** What the exercise asks **
Write out each line word for word. Drop pictures.

###

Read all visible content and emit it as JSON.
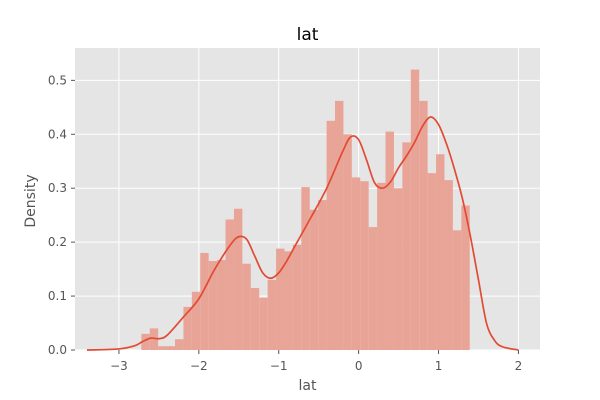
{
  "chart_data": {
    "type": "bar",
    "title": "lat",
    "xlabel": "lat",
    "ylabel": "Density",
    "xlim": [
      -3.55,
      2.27
    ],
    "ylim": [
      0,
      0.56
    ],
    "xticks": [
      -3,
      -2,
      -1,
      0,
      1,
      2
    ],
    "yticks": [
      0.0,
      0.1,
      0.2,
      0.3,
      0.4,
      0.5
    ],
    "xtick_labels": [
      "−3",
      "−2",
      "−1",
      "0",
      "1",
      "2"
    ],
    "ytick_labels": [
      "0.0",
      "0.1",
      "0.2",
      "0.3",
      "0.4",
      "0.5"
    ],
    "grid": true,
    "histogram": {
      "bin_start": -2.72,
      "bin_width": 0.1054,
      "values": [
        0.03,
        0.04,
        0.007,
        0.007,
        0.02,
        0.08,
        0.108,
        0.18,
        0.165,
        0.167,
        0.242,
        0.262,
        0.16,
        0.115,
        0.097,
        0.13,
        0.188,
        0.183,
        0.195,
        0.302,
        0.26,
        0.278,
        0.425,
        0.462,
        0.4,
        0.32,
        0.313,
        0.228,
        0.31,
        0.405,
        0.3,
        0.385,
        0.52,
        0.462,
        0.328,
        0.363,
        0.315,
        0.222,
        0.268
      ],
      "color": "#e8a597"
    },
    "kde": {
      "x": [
        -3.4,
        -3.0,
        -2.8,
        -2.7,
        -2.6,
        -2.5,
        -2.4,
        -2.2,
        -2.0,
        -1.8,
        -1.6,
        -1.5,
        -1.4,
        -1.3,
        -1.2,
        -1.1,
        -1.0,
        -0.9,
        -0.8,
        -0.6,
        -0.4,
        -0.2,
        -0.1,
        0.0,
        0.1,
        0.2,
        0.3,
        0.4,
        0.5,
        0.6,
        0.7,
        0.8,
        0.9,
        1.0,
        1.1,
        1.2,
        1.3,
        1.4,
        1.5,
        1.6,
        1.7,
        1.8,
        2.0
      ],
      "y": [
        0.0,
        0.002,
        0.008,
        0.016,
        0.022,
        0.021,
        0.027,
        0.06,
        0.095,
        0.15,
        0.196,
        0.21,
        0.205,
        0.174,
        0.143,
        0.133,
        0.143,
        0.165,
        0.192,
        0.245,
        0.3,
        0.368,
        0.395,
        0.39,
        0.352,
        0.31,
        0.3,
        0.312,
        0.338,
        0.36,
        0.385,
        0.415,
        0.432,
        0.418,
        0.382,
        0.335,
        0.28,
        0.21,
        0.13,
        0.05,
        0.018,
        0.006,
        0.0
      ],
      "color": "#e24a33"
    },
    "colors": {
      "plot_background": "#e5e5e5",
      "grid": "#ffffff",
      "text": "#555555"
    }
  }
}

###

** Response for this exercise **
Read all visible content and emit it as JSON.
{
  "chart_data": {
    "type": "bar",
    "title": "lat",
    "xlabel": "lat",
    "ylabel": "Density",
    "xlim": [
      -3.55,
      2.27
    ],
    "ylim": [
      0,
      0.56
    ],
    "xticks": [
      -3,
      -2,
      -1,
      0,
      1,
      2
    ],
    "yticks": [
      0.0,
      0.1,
      0.2,
      0.3,
      0.4,
      0.5
    ],
    "xtick_labels": [
      "−3",
      "−2",
      "−1",
      "0",
      "1",
      "2"
    ],
    "ytick_labels": [
      "0.0",
      "0.1",
      "0.2",
      "0.3",
      "0.4",
      "0.5"
    ],
    "grid": true,
    "histogram": {
      "bin_start": -2.72,
      "bin_width": 0.1054,
      "values": [
        0.03,
        0.04,
        0.007,
        0.007,
        0.02,
        0.08,
        0.108,
        0.18,
        0.165,
        0.167,
        0.242,
        0.262,
        0.16,
        0.115,
        0.097,
        0.13,
        0.188,
        0.183,
        0.195,
        0.302,
        0.26,
        0.278,
        0.425,
        0.462,
        0.4,
        0.32,
        0.313,
        0.228,
        0.31,
        0.405,
        0.3,
        0.385,
        0.52,
        0.462,
        0.328,
        0.363,
        0.315,
        0.222,
        0.268
      ],
      "color": "#e8a597"
    },
    "kde": {
      "x": [
        -3.4,
        -3.0,
        -2.8,
        -2.7,
        -2.6,
        -2.5,
        -2.4,
        -2.2,
        -2.0,
        -1.8,
        -1.6,
        -1.5,
        -1.4,
        -1.3,
        -1.2,
        -1.1,
        -1.0,
        -0.9,
        -0.8,
        -0.6,
        -0.4,
        -0.2,
        -0.1,
        0.0,
        0.1,
        0.2,
        0.3,
        0.4,
        0.5,
        0.6,
        0.7,
        0.8,
        0.9,
        1.0,
        1.1,
        1.2,
        1.3,
        1.4,
        1.5,
        1.6,
        1.7,
        1.8,
        2.0
      ],
      "y": [
        0.0,
        0.002,
        0.008,
        0.016,
        0.022,
        0.021,
        0.027,
        0.06,
        0.095,
        0.15,
        0.196,
        0.21,
        0.205,
        0.174,
        0.143,
        0.133,
        0.143,
        0.165,
        0.192,
        0.245,
        0.3,
        0.368,
        0.395,
        0.39,
        0.352,
        0.31,
        0.3,
        0.312,
        0.338,
        0.36,
        0.385,
        0.415,
        0.432,
        0.418,
        0.382,
        0.335,
        0.28,
        0.21,
        0.13,
        0.05,
        0.018,
        0.006,
        0.0
      ],
      "color": "#e24a33"
    },
    "colors": {
      "plot_background": "#e5e5e5",
      "grid": "#ffffff",
      "text": "#555555"
    }
  }
}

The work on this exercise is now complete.